EXERCISE OBJECTIVE => Make a verbatim copy of the entries below; pictures stay out.

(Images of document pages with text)
******************************

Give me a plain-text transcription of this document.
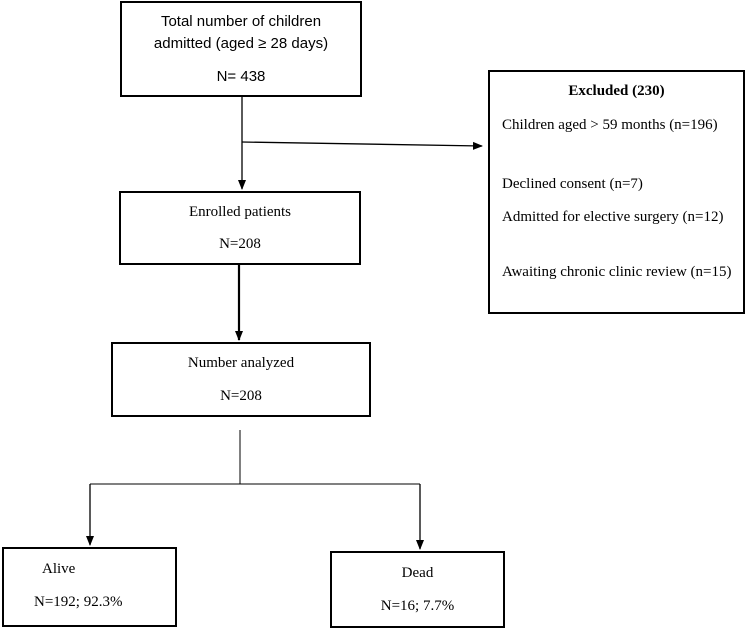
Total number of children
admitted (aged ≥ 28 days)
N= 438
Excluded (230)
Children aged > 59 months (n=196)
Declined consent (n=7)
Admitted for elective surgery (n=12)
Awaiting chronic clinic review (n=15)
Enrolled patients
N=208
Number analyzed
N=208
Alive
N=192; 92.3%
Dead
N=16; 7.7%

******************************

COMPLETED TASK =>
Give me a plain-text transcription of this document.
Total number of children
admitted (aged ≥ 28 days)
N= 438
Excluded (230)
Children aged > 59 months (n=196)
Declined consent (n=7)
Admitted for elective surgery (n=12)
Awaiting chronic clinic review (n=15)
Enrolled patients
N=208
Number analyzed
N=208
Alive
N=192; 92.3%
Dead
N=16; 7.7%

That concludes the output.